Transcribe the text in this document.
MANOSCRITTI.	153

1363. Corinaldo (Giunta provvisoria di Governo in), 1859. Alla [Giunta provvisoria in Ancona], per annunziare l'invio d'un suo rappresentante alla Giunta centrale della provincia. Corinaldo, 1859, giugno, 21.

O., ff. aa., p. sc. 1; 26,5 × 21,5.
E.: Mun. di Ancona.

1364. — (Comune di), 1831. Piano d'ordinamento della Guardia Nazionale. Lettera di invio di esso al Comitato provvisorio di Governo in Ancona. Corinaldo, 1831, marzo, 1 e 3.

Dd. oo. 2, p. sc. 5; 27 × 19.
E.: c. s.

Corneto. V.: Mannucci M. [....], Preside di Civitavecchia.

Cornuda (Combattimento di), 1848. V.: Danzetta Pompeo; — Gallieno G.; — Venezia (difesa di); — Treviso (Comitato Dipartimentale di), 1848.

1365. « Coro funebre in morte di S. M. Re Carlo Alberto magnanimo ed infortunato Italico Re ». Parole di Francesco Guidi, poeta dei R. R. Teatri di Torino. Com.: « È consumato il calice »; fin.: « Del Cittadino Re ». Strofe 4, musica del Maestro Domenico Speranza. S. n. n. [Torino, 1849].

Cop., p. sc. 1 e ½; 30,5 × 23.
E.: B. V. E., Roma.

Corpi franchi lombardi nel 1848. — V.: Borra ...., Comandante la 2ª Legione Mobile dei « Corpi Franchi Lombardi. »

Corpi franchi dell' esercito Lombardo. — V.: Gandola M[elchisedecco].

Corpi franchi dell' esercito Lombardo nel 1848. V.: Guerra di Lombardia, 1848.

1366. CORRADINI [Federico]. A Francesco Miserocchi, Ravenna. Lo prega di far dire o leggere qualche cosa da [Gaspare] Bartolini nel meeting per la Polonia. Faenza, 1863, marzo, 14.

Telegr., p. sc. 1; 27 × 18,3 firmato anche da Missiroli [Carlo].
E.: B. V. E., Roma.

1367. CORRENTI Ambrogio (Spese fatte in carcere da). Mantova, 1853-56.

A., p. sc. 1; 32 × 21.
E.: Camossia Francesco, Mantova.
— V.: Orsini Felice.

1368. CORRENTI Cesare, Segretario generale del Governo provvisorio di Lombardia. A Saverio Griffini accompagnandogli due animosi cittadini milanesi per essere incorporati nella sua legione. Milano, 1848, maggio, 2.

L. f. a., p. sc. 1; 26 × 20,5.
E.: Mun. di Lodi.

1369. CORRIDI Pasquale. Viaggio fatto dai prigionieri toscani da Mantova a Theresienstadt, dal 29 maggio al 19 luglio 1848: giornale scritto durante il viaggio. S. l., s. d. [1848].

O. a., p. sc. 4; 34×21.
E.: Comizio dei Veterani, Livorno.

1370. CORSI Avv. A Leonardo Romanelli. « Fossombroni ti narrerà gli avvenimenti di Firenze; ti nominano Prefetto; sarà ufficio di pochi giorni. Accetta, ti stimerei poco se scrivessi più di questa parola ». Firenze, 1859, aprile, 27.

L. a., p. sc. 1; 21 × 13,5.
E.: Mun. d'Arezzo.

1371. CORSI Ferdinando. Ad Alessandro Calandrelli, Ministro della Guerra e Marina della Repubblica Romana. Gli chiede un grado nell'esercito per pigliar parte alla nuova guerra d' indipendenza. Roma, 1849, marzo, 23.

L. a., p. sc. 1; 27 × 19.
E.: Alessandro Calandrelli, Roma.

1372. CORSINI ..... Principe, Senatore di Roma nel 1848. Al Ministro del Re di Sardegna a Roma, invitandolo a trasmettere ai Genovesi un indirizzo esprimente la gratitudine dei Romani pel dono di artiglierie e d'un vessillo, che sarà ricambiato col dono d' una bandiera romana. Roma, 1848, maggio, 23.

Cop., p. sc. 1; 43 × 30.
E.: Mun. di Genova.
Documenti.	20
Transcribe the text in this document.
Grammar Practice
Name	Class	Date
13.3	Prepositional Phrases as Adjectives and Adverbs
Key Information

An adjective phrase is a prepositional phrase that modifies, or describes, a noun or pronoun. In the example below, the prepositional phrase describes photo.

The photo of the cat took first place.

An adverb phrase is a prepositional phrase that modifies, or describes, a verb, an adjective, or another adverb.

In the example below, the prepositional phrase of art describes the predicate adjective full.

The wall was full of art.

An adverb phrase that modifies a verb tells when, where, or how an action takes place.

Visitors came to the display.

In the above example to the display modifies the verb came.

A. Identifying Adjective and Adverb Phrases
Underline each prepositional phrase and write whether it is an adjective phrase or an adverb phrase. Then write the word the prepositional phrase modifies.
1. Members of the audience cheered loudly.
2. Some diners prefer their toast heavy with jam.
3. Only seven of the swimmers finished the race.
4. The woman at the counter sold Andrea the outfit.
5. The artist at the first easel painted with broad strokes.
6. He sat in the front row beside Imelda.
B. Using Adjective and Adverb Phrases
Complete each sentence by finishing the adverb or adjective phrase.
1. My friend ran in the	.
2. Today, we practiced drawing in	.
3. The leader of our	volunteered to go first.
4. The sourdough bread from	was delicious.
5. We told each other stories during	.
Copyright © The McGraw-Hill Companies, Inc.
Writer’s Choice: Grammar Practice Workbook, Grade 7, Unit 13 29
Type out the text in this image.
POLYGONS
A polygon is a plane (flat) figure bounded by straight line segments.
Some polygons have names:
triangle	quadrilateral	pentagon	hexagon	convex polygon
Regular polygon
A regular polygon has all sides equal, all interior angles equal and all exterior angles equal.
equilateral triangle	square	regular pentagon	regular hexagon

§

§ **Directive**:
Count the lines in the entries above that include the string "della", then give only that figure.

§ **Response to the task**:
3